» **PAGE**:
"""
All statistical analyses were performed in R (Version 4.1.0; R Institute for Statistical Computing, Vienna, Austria) with RStudio (Version 1.4.1717; RStudio Inc., Boston, MA, United States). Assumptions of normality and homogeneity of variance were verified using the Shapiro–Wilk test and Levene’s test, respectively. A linear model was used to test the effects of vegetation type, site, and the interaction between the two, within the 0–20 cm depths, for the following parameters: OC density, δ15N, and molar OC:N. For this analysis, depths were pooled over the 20 cm interval (n = 12). Soil δ13C was evaluated using a linear model to test the effects of vegetation type, site, depth (pooled 0–20 cm vs. pooled 20 + cm), and the interactions among them. Following determination of significant differences between means among predictor variables, post-hoc pairwise comparisons were made using package “emmeans” via the Tukey method. All values are reported as mean ± standard error.
"""
» **MATERIAL SUPPLIED**:
"""
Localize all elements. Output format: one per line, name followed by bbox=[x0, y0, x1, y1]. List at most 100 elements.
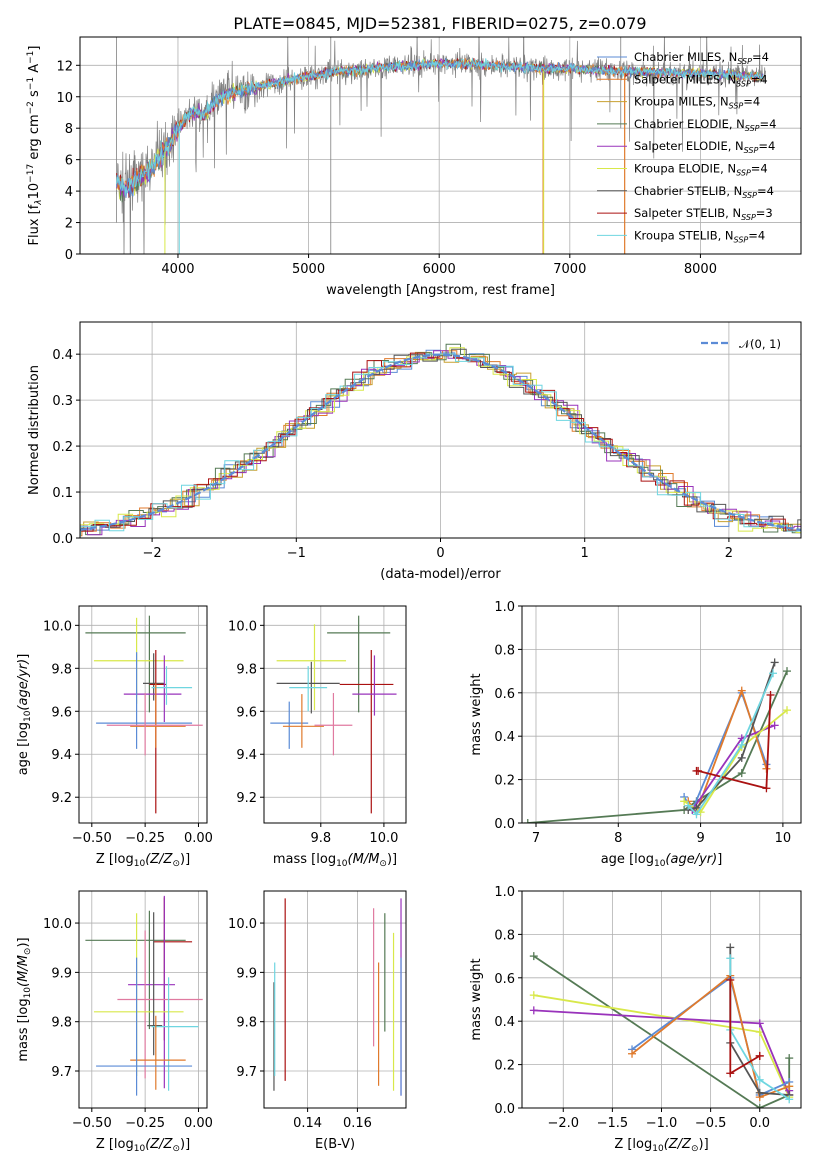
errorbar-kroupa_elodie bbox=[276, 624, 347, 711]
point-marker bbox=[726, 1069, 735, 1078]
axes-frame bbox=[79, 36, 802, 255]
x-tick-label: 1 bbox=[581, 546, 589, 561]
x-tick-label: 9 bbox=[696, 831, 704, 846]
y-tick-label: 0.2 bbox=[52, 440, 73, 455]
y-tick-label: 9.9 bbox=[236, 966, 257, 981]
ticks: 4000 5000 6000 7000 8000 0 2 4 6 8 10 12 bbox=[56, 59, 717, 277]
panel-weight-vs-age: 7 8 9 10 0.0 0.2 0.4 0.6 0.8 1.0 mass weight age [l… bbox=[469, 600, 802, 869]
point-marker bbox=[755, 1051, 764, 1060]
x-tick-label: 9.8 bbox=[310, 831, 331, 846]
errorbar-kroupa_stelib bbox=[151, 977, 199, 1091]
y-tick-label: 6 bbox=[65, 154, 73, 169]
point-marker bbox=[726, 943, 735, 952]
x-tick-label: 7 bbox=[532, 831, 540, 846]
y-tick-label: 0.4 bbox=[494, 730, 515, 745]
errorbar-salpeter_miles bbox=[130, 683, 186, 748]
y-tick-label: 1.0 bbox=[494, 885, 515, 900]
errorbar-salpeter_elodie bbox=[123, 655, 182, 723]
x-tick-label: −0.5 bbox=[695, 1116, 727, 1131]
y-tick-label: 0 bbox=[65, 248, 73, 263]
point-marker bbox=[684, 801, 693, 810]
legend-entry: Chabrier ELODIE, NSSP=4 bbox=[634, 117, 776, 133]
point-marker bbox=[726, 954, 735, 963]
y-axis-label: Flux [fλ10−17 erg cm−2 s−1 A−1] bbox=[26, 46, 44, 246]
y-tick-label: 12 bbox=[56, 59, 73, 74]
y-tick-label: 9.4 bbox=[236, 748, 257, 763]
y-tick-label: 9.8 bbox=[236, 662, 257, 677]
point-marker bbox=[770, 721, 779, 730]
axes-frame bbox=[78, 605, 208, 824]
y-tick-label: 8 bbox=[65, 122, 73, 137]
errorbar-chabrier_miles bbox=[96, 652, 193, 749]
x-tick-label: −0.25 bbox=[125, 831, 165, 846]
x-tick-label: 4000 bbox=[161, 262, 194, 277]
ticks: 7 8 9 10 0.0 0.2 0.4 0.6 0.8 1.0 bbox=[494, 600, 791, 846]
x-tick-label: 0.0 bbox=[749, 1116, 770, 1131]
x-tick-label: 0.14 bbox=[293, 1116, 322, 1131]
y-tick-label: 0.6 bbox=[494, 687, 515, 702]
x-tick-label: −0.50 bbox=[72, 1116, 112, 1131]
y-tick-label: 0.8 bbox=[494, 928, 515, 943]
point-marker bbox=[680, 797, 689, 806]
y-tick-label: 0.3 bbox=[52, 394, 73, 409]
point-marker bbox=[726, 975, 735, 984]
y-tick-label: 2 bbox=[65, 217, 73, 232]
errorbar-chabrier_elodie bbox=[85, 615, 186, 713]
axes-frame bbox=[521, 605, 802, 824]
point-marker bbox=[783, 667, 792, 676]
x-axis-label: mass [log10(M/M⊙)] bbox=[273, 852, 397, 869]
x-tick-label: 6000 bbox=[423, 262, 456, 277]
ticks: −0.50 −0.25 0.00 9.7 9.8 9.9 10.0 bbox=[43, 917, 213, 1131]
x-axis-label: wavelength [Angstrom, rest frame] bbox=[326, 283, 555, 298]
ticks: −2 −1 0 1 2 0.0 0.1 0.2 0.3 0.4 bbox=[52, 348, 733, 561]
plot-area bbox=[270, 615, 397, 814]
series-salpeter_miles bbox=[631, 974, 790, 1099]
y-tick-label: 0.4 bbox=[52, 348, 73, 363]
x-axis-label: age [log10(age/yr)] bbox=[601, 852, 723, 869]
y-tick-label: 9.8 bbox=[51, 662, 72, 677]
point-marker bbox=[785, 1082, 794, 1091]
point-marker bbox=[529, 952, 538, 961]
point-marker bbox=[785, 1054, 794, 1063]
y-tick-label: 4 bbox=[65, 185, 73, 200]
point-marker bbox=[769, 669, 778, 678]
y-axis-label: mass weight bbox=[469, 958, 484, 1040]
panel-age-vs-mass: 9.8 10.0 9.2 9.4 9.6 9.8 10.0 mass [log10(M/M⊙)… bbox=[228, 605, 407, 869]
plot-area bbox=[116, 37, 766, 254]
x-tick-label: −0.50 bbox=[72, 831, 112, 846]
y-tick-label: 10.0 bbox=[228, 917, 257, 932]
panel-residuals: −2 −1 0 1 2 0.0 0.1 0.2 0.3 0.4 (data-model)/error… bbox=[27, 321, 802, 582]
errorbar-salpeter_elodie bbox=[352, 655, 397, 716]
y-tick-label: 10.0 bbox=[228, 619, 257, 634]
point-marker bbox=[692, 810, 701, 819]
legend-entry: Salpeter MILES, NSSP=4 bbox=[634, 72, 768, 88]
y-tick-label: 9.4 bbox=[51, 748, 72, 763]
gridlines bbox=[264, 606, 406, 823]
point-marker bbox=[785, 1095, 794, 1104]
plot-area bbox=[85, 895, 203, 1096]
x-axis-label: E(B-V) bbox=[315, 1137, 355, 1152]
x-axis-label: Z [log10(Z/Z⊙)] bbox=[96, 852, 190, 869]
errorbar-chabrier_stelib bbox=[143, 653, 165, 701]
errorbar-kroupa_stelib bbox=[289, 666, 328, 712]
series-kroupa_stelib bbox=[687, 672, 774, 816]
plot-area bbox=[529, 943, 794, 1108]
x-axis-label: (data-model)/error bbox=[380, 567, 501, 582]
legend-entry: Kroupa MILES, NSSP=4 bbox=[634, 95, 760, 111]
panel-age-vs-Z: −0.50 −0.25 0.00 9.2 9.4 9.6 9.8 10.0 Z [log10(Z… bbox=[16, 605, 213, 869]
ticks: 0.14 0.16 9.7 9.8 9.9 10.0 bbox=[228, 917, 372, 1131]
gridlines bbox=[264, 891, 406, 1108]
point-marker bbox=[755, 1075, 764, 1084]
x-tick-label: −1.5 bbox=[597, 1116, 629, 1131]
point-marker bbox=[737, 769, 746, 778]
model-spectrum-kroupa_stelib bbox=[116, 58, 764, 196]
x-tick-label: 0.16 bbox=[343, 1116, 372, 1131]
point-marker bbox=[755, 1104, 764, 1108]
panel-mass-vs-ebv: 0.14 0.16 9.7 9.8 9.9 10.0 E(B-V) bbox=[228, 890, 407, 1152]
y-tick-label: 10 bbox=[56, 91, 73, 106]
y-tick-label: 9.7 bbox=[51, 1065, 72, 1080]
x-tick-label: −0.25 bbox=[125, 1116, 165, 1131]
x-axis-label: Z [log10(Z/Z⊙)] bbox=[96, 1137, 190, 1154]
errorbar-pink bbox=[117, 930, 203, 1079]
"""
"""
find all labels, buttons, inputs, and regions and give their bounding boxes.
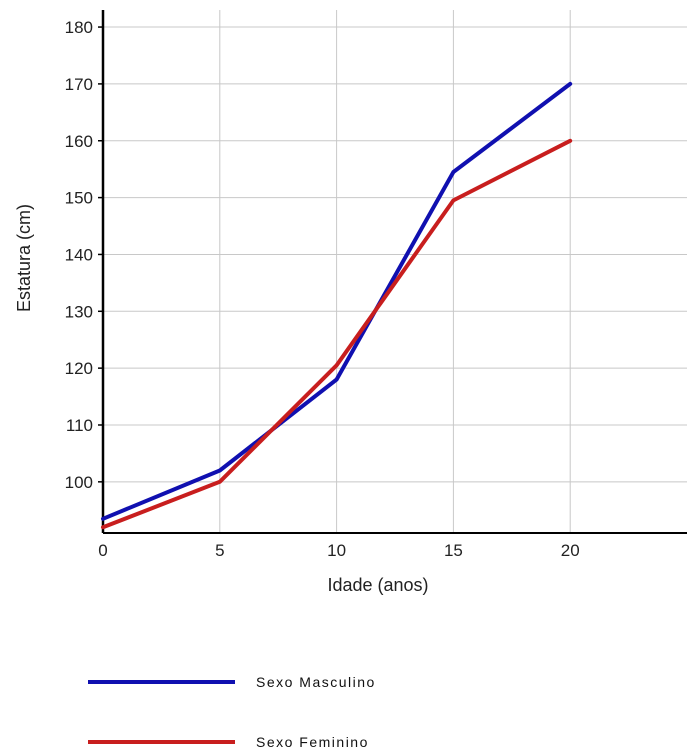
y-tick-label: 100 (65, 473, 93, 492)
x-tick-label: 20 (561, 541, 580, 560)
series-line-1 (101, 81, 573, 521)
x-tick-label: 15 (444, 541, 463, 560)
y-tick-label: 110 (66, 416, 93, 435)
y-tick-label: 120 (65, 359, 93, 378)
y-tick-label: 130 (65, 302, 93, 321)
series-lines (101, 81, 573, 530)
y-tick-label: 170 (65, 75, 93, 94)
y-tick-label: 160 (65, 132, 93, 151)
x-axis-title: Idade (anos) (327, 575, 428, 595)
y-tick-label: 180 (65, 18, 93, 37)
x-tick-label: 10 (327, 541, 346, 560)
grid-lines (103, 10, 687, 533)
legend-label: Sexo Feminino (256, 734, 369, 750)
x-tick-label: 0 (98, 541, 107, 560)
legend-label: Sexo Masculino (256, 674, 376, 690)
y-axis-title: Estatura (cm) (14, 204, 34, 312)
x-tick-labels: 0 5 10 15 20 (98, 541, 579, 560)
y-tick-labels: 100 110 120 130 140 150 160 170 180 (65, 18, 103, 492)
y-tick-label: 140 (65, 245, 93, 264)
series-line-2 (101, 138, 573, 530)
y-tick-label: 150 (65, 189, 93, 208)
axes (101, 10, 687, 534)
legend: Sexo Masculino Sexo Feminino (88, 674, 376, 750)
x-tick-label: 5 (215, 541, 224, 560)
"""
» **WORK REQUIRED**: Translate this sentence from the statistical methods passage into Spanish: "Assumptions of normality and homogeneity of variance were verified using the Shapiro–Wilk test and Levene’s test, respectively." The records have no connection to the text on statistical methods.

» **COMPLETED EXERCISE**: Los supuestos de normalidad y homogeneidad de varianza se verificaron mediante la prueba de Shapiro–Wilk y la prueba de Levene, respectivamente.